::: GIVEN RECORDS

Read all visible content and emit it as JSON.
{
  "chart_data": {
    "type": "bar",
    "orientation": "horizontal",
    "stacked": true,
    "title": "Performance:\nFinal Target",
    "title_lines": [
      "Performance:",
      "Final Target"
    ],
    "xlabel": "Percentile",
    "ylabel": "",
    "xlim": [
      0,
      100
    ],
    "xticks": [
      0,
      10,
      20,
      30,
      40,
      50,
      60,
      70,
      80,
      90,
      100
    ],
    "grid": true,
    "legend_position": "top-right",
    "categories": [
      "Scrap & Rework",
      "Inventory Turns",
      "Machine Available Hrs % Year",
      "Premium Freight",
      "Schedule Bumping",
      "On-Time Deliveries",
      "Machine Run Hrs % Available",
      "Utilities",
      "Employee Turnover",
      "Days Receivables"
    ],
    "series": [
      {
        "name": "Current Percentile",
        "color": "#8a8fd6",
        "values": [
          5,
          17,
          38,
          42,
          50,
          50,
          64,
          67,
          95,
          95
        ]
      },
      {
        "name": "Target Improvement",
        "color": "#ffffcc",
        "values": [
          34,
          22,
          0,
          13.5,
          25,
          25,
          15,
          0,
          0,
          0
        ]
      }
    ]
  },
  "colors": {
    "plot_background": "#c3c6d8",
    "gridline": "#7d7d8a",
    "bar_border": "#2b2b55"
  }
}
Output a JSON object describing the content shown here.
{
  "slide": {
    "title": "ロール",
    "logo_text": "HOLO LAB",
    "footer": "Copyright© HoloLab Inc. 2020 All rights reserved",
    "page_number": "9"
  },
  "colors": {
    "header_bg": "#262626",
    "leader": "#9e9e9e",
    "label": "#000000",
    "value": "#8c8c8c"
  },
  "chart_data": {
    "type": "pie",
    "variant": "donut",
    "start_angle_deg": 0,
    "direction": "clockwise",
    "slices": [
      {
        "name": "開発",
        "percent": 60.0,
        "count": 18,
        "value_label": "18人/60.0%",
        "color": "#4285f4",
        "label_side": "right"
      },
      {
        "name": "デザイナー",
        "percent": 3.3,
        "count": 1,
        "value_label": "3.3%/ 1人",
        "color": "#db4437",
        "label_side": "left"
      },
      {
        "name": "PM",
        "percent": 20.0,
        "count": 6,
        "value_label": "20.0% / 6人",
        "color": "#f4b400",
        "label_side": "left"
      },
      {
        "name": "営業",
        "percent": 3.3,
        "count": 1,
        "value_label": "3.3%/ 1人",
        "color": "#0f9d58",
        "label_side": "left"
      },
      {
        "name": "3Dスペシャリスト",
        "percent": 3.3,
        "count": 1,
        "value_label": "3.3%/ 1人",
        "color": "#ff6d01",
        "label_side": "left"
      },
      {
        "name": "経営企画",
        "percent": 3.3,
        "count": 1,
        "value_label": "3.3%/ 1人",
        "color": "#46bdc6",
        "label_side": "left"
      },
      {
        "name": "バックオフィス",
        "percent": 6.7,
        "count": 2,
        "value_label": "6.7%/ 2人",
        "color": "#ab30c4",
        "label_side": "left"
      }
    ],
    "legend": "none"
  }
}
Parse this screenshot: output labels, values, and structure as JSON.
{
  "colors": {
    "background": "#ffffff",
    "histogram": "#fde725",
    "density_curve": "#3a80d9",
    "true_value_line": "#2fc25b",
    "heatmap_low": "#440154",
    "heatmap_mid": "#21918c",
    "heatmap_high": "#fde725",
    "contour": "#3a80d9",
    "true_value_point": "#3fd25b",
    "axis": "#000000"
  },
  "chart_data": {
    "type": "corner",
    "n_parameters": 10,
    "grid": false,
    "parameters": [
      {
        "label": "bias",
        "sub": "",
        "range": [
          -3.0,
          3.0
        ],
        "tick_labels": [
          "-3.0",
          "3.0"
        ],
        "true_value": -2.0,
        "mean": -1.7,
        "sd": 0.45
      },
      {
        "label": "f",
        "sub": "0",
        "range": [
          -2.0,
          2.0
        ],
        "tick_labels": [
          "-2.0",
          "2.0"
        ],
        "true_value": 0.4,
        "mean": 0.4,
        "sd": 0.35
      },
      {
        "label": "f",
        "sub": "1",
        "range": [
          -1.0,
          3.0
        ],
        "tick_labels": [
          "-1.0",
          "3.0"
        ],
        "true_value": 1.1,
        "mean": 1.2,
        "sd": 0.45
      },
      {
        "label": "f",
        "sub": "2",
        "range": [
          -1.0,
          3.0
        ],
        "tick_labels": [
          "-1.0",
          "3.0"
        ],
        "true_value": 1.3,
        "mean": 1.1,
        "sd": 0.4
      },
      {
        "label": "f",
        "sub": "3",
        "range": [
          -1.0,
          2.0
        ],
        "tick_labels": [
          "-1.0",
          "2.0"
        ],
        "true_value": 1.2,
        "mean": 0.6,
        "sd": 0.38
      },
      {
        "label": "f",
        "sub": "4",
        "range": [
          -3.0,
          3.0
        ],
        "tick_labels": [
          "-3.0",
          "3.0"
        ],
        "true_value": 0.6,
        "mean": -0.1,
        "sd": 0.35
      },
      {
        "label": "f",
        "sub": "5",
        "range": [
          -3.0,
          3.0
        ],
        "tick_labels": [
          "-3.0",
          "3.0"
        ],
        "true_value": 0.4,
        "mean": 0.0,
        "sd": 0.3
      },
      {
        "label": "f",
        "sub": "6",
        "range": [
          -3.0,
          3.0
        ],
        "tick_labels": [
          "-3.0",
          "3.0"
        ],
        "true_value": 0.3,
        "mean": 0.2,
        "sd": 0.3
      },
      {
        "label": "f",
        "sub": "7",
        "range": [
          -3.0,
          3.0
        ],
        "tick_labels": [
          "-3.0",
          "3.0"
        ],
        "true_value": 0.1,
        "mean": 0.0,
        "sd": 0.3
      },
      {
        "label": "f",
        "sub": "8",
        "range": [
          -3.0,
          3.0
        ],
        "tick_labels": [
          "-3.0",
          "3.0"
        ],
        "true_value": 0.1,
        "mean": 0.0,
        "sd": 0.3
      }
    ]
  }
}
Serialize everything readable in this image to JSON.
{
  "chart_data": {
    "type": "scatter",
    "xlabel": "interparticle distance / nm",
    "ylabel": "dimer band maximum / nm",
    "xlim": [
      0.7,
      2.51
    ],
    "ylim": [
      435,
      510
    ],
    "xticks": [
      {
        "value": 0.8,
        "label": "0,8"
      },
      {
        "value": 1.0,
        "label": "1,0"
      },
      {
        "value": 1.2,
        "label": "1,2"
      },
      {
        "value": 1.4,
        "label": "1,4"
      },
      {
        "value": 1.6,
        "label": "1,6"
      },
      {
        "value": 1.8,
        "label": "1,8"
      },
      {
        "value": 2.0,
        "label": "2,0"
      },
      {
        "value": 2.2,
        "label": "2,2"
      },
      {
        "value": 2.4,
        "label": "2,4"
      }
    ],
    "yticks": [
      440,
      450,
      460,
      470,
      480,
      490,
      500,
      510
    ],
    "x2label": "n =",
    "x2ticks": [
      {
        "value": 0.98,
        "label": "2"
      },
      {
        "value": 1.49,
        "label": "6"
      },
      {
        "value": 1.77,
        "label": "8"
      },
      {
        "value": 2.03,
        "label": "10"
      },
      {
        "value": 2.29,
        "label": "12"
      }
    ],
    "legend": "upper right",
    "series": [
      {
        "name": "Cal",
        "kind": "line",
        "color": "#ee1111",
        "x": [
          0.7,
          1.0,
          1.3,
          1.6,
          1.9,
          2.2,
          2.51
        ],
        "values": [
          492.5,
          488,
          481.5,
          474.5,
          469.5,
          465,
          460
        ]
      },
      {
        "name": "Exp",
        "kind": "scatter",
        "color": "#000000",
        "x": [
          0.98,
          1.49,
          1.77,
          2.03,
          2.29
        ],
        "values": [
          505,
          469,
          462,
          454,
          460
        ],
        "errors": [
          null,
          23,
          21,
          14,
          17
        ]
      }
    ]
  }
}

::::::

From the listing, copy every line where the string "xlabel" appears.

    "xlabel": "Percentile",
    "xlabel": "interparticle distance / nm",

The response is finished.